● **Problem**
Extract all lines that hold "Previsao" from the records below.

----------

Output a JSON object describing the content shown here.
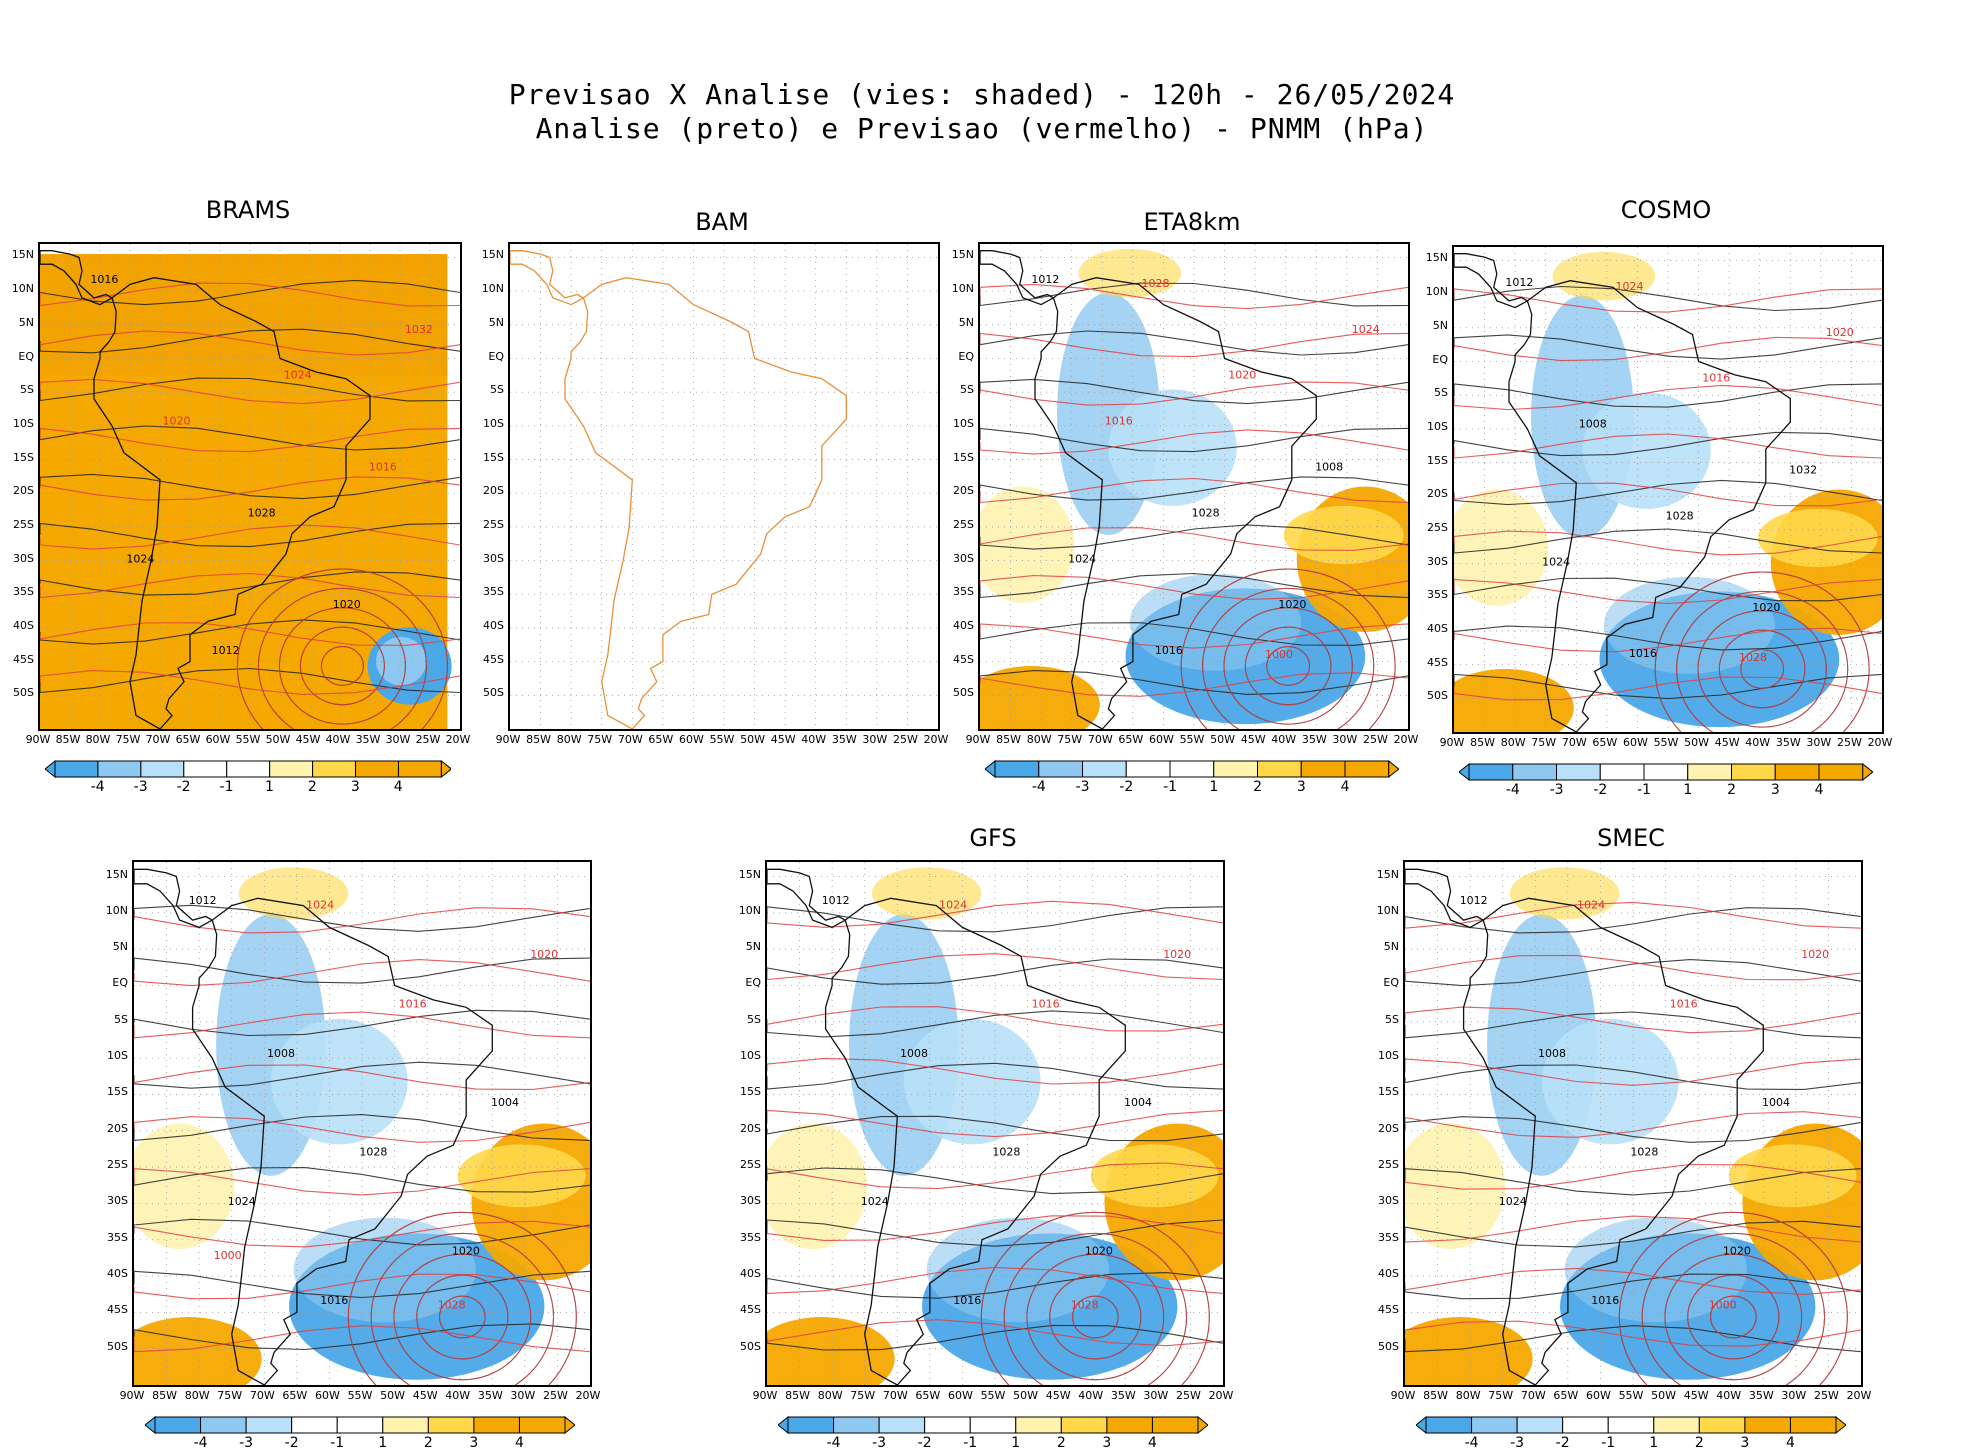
{
  "header": {
    "line1": "Previsao X Analise (vies: shaded) - 120h - 26/05/2024",
    "line2": "Analise (preto) e Previsao (vermelho) - PNMM (hPa)"
  },
  "axes": {
    "lat_labels": [
      "15N",
      "10N",
      "5N",
      "EQ",
      "5S",
      "10S",
      "15S",
      "20S",
      "25S",
      "30S",
      "35S",
      "40S",
      "45S",
      "50S"
    ],
    "lon_labels": [
      "90W",
      "85W",
      "80W",
      "75W",
      "70W",
      "65W",
      "60W",
      "55W",
      "50W",
      "45W",
      "40W",
      "35W",
      "30W",
      "25W",
      "20W"
    ]
  },
  "colorbar": {
    "labels": [
      "-4",
      "-3",
      "-2",
      "-1",
      "1",
      "2",
      "3",
      "4"
    ],
    "colors": [
      "#4aa8e8",
      "#8ec8f0",
      "#b8e0f8",
      "#dff2fb",
      "#ffffff",
      "#fff3b0",
      "#ffd84a",
      "#f5a800"
    ]
  },
  "models": [
    {
      "name": "BRAMS",
      "style": "warm",
      "contours_black": [
        "1016",
        "1012",
        "1020",
        "1024",
        "1028"
      ],
      "contours_red": [
        "1016",
        "1020",
        "1024",
        "1032"
      ]
    },
    {
      "name": "BAM",
      "style": "empty",
      "contours_black": [],
      "contours_red": []
    },
    {
      "name": "ETA8km",
      "style": "mixed",
      "contours_black": [
        "1012",
        "1016",
        "1020",
        "1024",
        "1028",
        "1008"
      ],
      "contours_red": [
        "1016",
        "1020",
        "1024",
        "1028",
        "1000"
      ]
    },
    {
      "name": "COSMO",
      "style": "mixed",
      "contours_black": [
        "1012",
        "1016",
        "1020",
        "1024",
        "1028",
        "1032",
        "1008"
      ],
      "contours_red": [
        "1016",
        "1020",
        "1024",
        "1028"
      ]
    },
    {
      "name": "",
      "style": "mixed",
      "contours_black": [
        "1012",
        "1016",
        "1020",
        "1024",
        "1028",
        "1004",
        "1008"
      ],
      "contours_red": [
        "1016",
        "1020",
        "1024",
        "1028",
        "1000"
      ]
    },
    {
      "name": "GFS",
      "style": "mixed",
      "contours_black": [
        "1012",
        "1016",
        "1020",
        "1024",
        "1028",
        "1004",
        "1008"
      ],
      "contours_red": [
        "1016",
        "1020",
        "1024",
        "1028"
      ]
    },
    {
      "name": "SMEC",
      "style": "mixed",
      "contours_black": [
        "1012",
        "1016",
        "1020",
        "1024",
        "1028",
        "1004",
        "1008"
      ],
      "contours_red": [
        "1016",
        "1020",
        "1024",
        "1000"
      ]
    }
  ]
}
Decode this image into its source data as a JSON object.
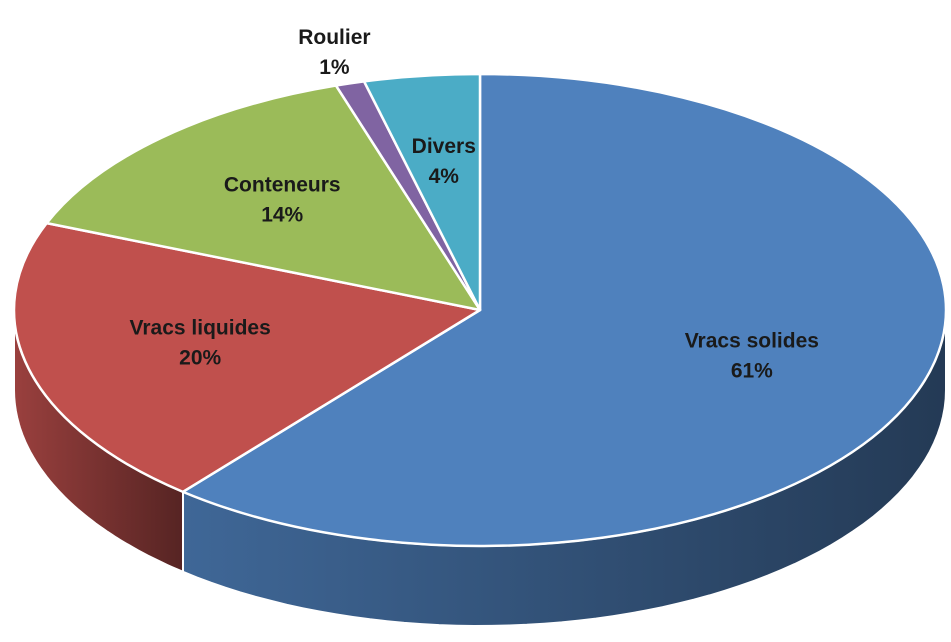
{
  "chart_data": {
    "type": "pie3d",
    "categories": [
      "Vracs solides",
      "Vracs liquides",
      "Conteneurs",
      "Roulier",
      "Divers"
    ],
    "values": [
      61,
      20,
      14,
      1,
      4
    ],
    "value_labels": [
      "61%",
      "20%",
      "14%",
      "1%",
      "4%"
    ],
    "colors": [
      "#4f81bd",
      "#c0504d",
      "#9bbb59",
      "#8064a2",
      "#4bacc6"
    ]
  }
}
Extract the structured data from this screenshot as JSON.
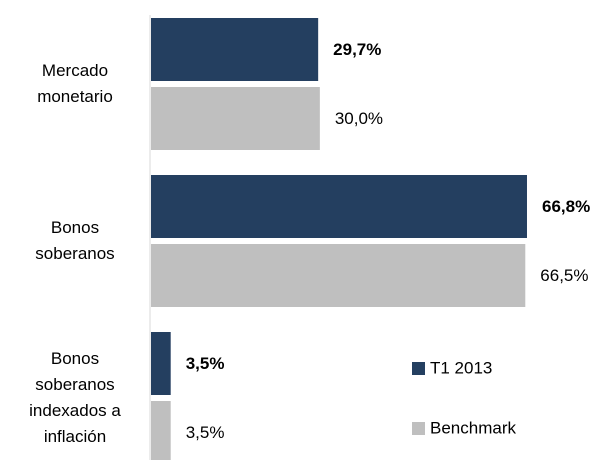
{
  "chart_data": {
    "type": "bar",
    "orientation": "horizontal",
    "categories": [
      "Mercado monetario",
      "Bonos soberanos",
      "Bonos soberanos indexados a inflación"
    ],
    "series": [
      {
        "name": "T1 2013",
        "color": "#243f60",
        "values": [
          29.7,
          66.8,
          3.5
        ],
        "value_labels": [
          "29,7%",
          "66,8%",
          "3,5%"
        ]
      },
      {
        "name": "Benchmark",
        "color": "#bfbfbf",
        "values": [
          30.0,
          66.5,
          3.5
        ],
        "value_labels": [
          "30,0%",
          "66,5%",
          "3,5%"
        ]
      }
    ],
    "xlim": [
      0,
      70
    ],
    "legend": "lower-right"
  }
}
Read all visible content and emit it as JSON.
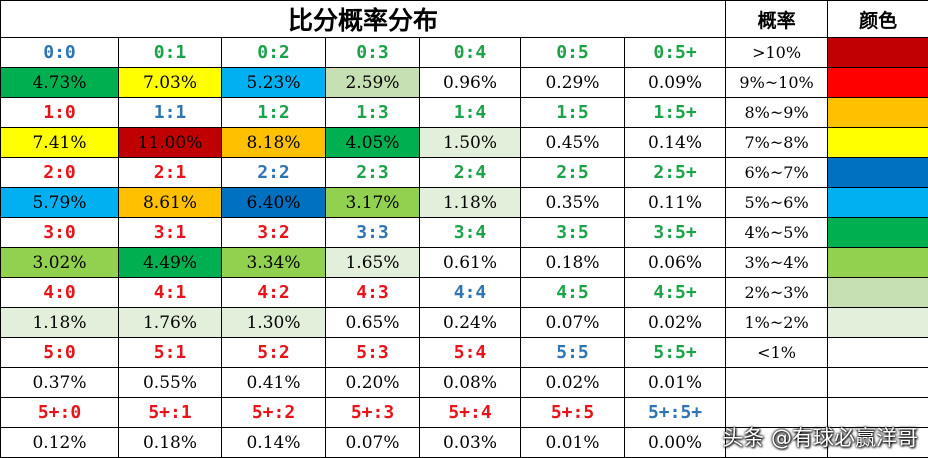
{
  "title": "比分概率分布",
  "legend_header": {
    "probability": "概率",
    "color": "颜色"
  },
  "score_colors": {
    "draw": "#2E75B6",
    "home": "#E8141B",
    "away": "#1CA34A"
  },
  "legend": [
    {
      "range": ">10%",
      "color": "#C00000"
    },
    {
      "range": "9%~10%",
      "color": "#FF0000"
    },
    {
      "range": "8%~9%",
      "color": "#FFC000"
    },
    {
      "range": "7%~8%",
      "color": "#FFFF00"
    },
    {
      "range": "6%~7%",
      "color": "#0070C0"
    },
    {
      "range": "5%~6%",
      "color": "#00B0F0"
    },
    {
      "range": "4%~5%",
      "color": "#00B050"
    },
    {
      "range": "3%~4%",
      "color": "#92D050"
    },
    {
      "range": "2%~3%",
      "color": "#C6E0B4"
    },
    {
      "range": "1%~2%",
      "color": "#E2EFDA"
    },
    {
      "range": "<1%",
      "color": "#FFFFFF"
    },
    {
      "range": "",
      "color": "#FFFFFF"
    },
    {
      "range": "",
      "color": "#FFFFFF"
    },
    {
      "range": "",
      "color": "#FFFFFF"
    }
  ],
  "rows": [
    {
      "cells": [
        {
          "score": "0:0",
          "type": "draw",
          "pct": "4.73%",
          "bg": "#00B050"
        },
        {
          "score": "0:1",
          "type": "away",
          "pct": "7.03%",
          "bg": "#FFFF00"
        },
        {
          "score": "0:2",
          "type": "away",
          "pct": "5.23%",
          "bg": "#00B0F0"
        },
        {
          "score": "0:3",
          "type": "away",
          "pct": "2.59%",
          "bg": "#C6E0B4"
        },
        {
          "score": "0:4",
          "type": "away",
          "pct": "0.96%",
          "bg": "#FFFFFF"
        },
        {
          "score": "0:5",
          "type": "away",
          "pct": "0.29%",
          "bg": "#FFFFFF"
        },
        {
          "score": "0:5+",
          "type": "away",
          "pct": "0.09%",
          "bg": "#FFFFFF"
        }
      ]
    },
    {
      "cells": [
        {
          "score": "1:0",
          "type": "home",
          "pct": "7.41%",
          "bg": "#FFFF00"
        },
        {
          "score": "1:1",
          "type": "draw",
          "pct": "11.00%",
          "bg": "#C00000"
        },
        {
          "score": "1:2",
          "type": "away",
          "pct": "8.18%",
          "bg": "#FFC000"
        },
        {
          "score": "1:3",
          "type": "away",
          "pct": "4.05%",
          "bg": "#00B050"
        },
        {
          "score": "1:4",
          "type": "away",
          "pct": "1.50%",
          "bg": "#E2EFDA"
        },
        {
          "score": "1:5",
          "type": "away",
          "pct": "0.45%",
          "bg": "#FFFFFF"
        },
        {
          "score": "1:5+",
          "type": "away",
          "pct": "0.14%",
          "bg": "#FFFFFF"
        }
      ]
    },
    {
      "cells": [
        {
          "score": "2:0",
          "type": "home",
          "pct": "5.79%",
          "bg": "#00B0F0"
        },
        {
          "score": "2:1",
          "type": "home",
          "pct": "8.61%",
          "bg": "#FFC000"
        },
        {
          "score": "2:2",
          "type": "draw",
          "pct": "6.40%",
          "bg": "#0070C0"
        },
        {
          "score": "2:3",
          "type": "away",
          "pct": "3.17%",
          "bg": "#92D050"
        },
        {
          "score": "2:4",
          "type": "away",
          "pct": "1.18%",
          "bg": "#E2EFDA"
        },
        {
          "score": "2:5",
          "type": "away",
          "pct": "0.35%",
          "bg": "#FFFFFF"
        },
        {
          "score": "2:5+",
          "type": "away",
          "pct": "0.11%",
          "bg": "#FFFFFF"
        }
      ]
    },
    {
      "cells": [
        {
          "score": "3:0",
          "type": "home",
          "pct": "3.02%",
          "bg": "#92D050"
        },
        {
          "score": "3:1",
          "type": "home",
          "pct": "4.49%",
          "bg": "#00B050"
        },
        {
          "score": "3:2",
          "type": "home",
          "pct": "3.34%",
          "bg": "#92D050"
        },
        {
          "score": "3:3",
          "type": "draw",
          "pct": "1.65%",
          "bg": "#E2EFDA"
        },
        {
          "score": "3:4",
          "type": "away",
          "pct": "0.61%",
          "bg": "#FFFFFF"
        },
        {
          "score": "3:5",
          "type": "away",
          "pct": "0.18%",
          "bg": "#FFFFFF"
        },
        {
          "score": "3:5+",
          "type": "away",
          "pct": "0.06%",
          "bg": "#FFFFFF"
        }
      ]
    },
    {
      "cells": [
        {
          "score": "4:0",
          "type": "home",
          "pct": "1.18%",
          "bg": "#E2EFDA"
        },
        {
          "score": "4:1",
          "type": "home",
          "pct": "1.76%",
          "bg": "#E2EFDA"
        },
        {
          "score": "4:2",
          "type": "home",
          "pct": "1.30%",
          "bg": "#E2EFDA"
        },
        {
          "score": "4:3",
          "type": "home",
          "pct": "0.65%",
          "bg": "#FFFFFF"
        },
        {
          "score": "4:4",
          "type": "draw",
          "pct": "0.24%",
          "bg": "#FFFFFF"
        },
        {
          "score": "4:5",
          "type": "away",
          "pct": "0.07%",
          "bg": "#FFFFFF"
        },
        {
          "score": "4:5+",
          "type": "away",
          "pct": "0.02%",
          "bg": "#FFFFFF"
        }
      ]
    },
    {
      "cells": [
        {
          "score": "5:0",
          "type": "home",
          "pct": "0.37%",
          "bg": "#FFFFFF"
        },
        {
          "score": "5:1",
          "type": "home",
          "pct": "0.55%",
          "bg": "#FFFFFF"
        },
        {
          "score": "5:2",
          "type": "home",
          "pct": "0.41%",
          "bg": "#FFFFFF"
        },
        {
          "score": "5:3",
          "type": "home",
          "pct": "0.20%",
          "bg": "#FFFFFF"
        },
        {
          "score": "5:4",
          "type": "home",
          "pct": "0.08%",
          "bg": "#FFFFFF"
        },
        {
          "score": "5:5",
          "type": "draw",
          "pct": "0.02%",
          "bg": "#FFFFFF"
        },
        {
          "score": "5:5+",
          "type": "away",
          "pct": "0.01%",
          "bg": "#FFFFFF"
        }
      ]
    },
    {
      "cells": [
        {
          "score": "5+:0",
          "type": "home",
          "pct": "0.12%",
          "bg": "#FFFFFF"
        },
        {
          "score": "5+:1",
          "type": "home",
          "pct": "0.18%",
          "bg": "#FFFFFF"
        },
        {
          "score": "5+:2",
          "type": "home",
          "pct": "0.14%",
          "bg": "#FFFFFF"
        },
        {
          "score": "5+:3",
          "type": "home",
          "pct": "0.07%",
          "bg": "#FFFFFF"
        },
        {
          "score": "5+:4",
          "type": "home",
          "pct": "0.03%",
          "bg": "#FFFFFF"
        },
        {
          "score": "5+:5",
          "type": "home",
          "pct": "0.01%",
          "bg": "#FFFFFF"
        },
        {
          "score": "5+:5+",
          "type": "draw",
          "pct": "0.00%",
          "bg": "#FFFFFF"
        }
      ]
    }
  ],
  "watermark": "头条 @有球必赢洋哥"
}
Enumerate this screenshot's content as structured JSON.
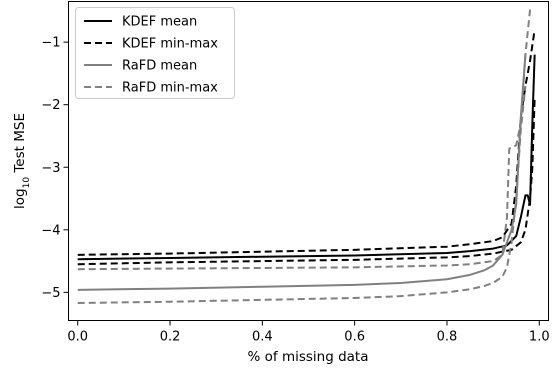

----------

● **Finished exercise**
    "line1": "Previsao X Analise (vies: shaded) - 120h - 26/05/2024",
    "line2": "Analise (preto) e Previsao (vermelho) - PNMM (hPa)"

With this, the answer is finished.